What you should do =>
Reproduce the entire listing word for word.

►

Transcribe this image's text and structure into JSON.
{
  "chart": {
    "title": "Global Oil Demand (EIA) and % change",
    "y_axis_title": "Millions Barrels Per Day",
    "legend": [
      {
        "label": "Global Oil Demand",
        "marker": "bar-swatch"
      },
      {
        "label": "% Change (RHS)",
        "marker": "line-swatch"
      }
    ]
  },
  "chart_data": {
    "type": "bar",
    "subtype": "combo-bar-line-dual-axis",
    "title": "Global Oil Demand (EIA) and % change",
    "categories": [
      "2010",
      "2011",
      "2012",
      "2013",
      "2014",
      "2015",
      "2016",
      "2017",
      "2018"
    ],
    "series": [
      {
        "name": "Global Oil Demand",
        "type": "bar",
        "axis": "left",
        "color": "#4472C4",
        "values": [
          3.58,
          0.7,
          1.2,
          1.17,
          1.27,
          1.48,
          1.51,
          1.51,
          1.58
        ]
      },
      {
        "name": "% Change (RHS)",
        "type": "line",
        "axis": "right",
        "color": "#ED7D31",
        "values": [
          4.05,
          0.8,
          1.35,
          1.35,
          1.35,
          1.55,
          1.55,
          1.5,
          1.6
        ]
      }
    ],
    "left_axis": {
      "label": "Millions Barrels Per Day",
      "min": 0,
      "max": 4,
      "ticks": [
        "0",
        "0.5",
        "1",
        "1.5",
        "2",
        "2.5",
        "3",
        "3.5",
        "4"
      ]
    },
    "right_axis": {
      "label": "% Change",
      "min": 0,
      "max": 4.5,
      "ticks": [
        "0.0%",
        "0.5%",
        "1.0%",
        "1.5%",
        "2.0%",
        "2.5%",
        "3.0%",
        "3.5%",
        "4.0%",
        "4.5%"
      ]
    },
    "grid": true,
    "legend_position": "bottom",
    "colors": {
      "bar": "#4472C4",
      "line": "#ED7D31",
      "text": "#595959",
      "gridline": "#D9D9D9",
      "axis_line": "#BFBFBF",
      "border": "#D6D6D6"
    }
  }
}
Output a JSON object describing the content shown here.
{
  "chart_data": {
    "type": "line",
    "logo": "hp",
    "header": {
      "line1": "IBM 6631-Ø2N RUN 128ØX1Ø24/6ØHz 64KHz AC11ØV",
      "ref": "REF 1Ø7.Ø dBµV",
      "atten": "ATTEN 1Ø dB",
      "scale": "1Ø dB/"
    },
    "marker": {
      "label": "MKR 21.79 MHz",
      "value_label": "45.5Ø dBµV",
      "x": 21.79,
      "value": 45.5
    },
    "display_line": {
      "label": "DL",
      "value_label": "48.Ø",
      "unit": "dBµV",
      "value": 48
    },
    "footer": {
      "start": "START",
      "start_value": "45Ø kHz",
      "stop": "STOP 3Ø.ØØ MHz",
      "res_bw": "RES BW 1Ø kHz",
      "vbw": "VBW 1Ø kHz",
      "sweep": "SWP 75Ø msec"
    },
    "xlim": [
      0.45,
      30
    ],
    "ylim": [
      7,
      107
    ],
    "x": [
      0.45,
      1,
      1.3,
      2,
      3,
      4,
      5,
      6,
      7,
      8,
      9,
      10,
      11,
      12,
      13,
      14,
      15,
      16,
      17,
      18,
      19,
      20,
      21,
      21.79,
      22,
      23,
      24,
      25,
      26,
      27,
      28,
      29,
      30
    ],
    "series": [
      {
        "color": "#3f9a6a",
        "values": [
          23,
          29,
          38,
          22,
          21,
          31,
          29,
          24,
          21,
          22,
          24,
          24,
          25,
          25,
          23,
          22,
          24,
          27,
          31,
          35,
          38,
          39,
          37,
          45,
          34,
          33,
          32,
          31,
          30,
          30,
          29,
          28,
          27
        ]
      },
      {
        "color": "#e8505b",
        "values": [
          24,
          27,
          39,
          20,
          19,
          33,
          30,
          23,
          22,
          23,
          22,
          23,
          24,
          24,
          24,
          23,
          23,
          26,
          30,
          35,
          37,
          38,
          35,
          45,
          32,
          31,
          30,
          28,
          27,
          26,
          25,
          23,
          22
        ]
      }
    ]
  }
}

◄

Expected answer =>
Transcribe this image's text and structure into JSON.
{
  "chart": {
    "title": "Global Oil Demand (EIA) and % change",
    "y_axis_title": "Millions Barrels Per Day",
    "legend": [
      {
        "label": "Global Oil Demand",
        "marker": "bar-swatch"
      },
      {
        "label": "% Change (RHS)",
        "marker": "line-swatch"
      }
    ]
  },
  "chart_data": {
    "type": "bar",
    "subtype": "combo-bar-line-dual-axis",
    "title": "Global Oil Demand (EIA) and % change",
    "categories": [
      "2010",
      "2011",
      "2012",
      "2013",
      "2014",
      "2015",
      "2016",
      "2017",
      "2018"
    ],
    "series": [
      {
        "name": "Global Oil Demand",
        "type": "bar",
        "axis": "left",
        "color": "#4472C4",
        "values": [
          3.58,
          0.7,
          1.2,
          1.17,
          1.27,
          1.48,
          1.51,
          1.51,
          1.58
        ]
      },
      {
        "name": "% Change (RHS)",
        "type": "line",
        "axis": "right",
        "color": "#ED7D31",
        "values": [
          4.05,
          0.8,
          1.35,
          1.35,
          1.35,
          1.55,
          1.55,
          1.5,
          1.6
        ]
      }
    ],
    "left_axis": {
      "label": "Millions Barrels Per Day",
      "min": 0,
      "max": 4,
      "ticks": [
        "0",
        "0.5",
        "1",
        "1.5",
        "2",
        "2.5",
        "3",
        "3.5",
        "4"
      ]
    },
    "right_axis": {
      "label": "% Change",
      "min": 0,
      "max": 4.5,
      "ticks": [
        "0.0%",
        "0.5%",
        "1.0%",
        "1.5%",
        "2.0%",
        "2.5%",
        "3.0%",
        "3.5%",
        "4.0%",
        "4.5%"
      ]
    },
    "grid": true,
    "legend_position": "bottom",
    "colors": {
      "bar": "#4472C4",
      "line": "#ED7D31",
      "text": "#595959",
      "gridline": "#D9D9D9",
      "axis_line": "#BFBFBF",
      "border": "#D6D6D6"
    }
  }
}
Output a JSON object describing the content shown here.
{
  "chart_data": {
    "type": "line",
    "logo": "hp",
    "header": {
      "line1": "IBM 6631-Ø2N RUN 128ØX1Ø24/6ØHz 64KHz AC11ØV",
      "ref": "REF 1Ø7.Ø dBµV",
      "atten": "ATTEN 1Ø dB",
      "scale": "1Ø dB/"
    },
    "marker": {
      "label": "MKR 21.79 MHz",
      "value_label": "45.5Ø dBµV",
      "x": 21.79,
      "value": 45.5
    },
    "display_line": {
      "label": "DL",
      "value_label": "48.Ø",
      "unit": "dBµV",
      "value": 48
    },
    "footer": {
      "start": "START",
      "start_value": "45Ø kHz",
      "stop": "STOP 3Ø.ØØ MHz",
      "res_bw": "RES BW 1Ø kHz",
      "vbw": "VBW 1Ø kHz",
      "sweep": "SWP 75Ø msec"
    },
    "xlim": [
      0.45,
      30
    ],
    "ylim": [
      7,
      107
    ],
    "x": [
      0.45,
      1,
      1.3,
      2,
      3,
      4,
      5,
      6,
      7,
      8,
      9,
      10,
      11,
      12,
      13,
      14,
      15,
      16,
      17,
      18,
      19,
      20,
      21,
      21.79,
      22,
      23,
      24,
      25,
      26,
      27,
      28,
      29,
      30
    ],
    "series": [
      {
        "color": "#3f9a6a",
        "values": [
          23,
          29,
          38,
          22,
          21,
          31,
          29,
          24,
          21,
          22,
          24,
          24,
          25,
          25,
          23,
          22,
          24,
          27,
          31,
          35,
          38,
          39,
          37,
          45,
          34,
          33,
          32,
          31,
          30,
          30,
          29,
          28,
          27
        ]
      },
      {
        "color": "#e8505b",
        "values": [
          24,
          27,
          39,
          20,
          19,
          33,
          30,
          23,
          22,
          23,
          22,
          23,
          24,
          24,
          24,
          23,
          23,
          26,
          30,
          35,
          37,
          38,
          35,
          45,
          32,
          31,
          30,
          28,
          27,
          26,
          25,
          23,
          22
        ]
      }
    ]
  }
}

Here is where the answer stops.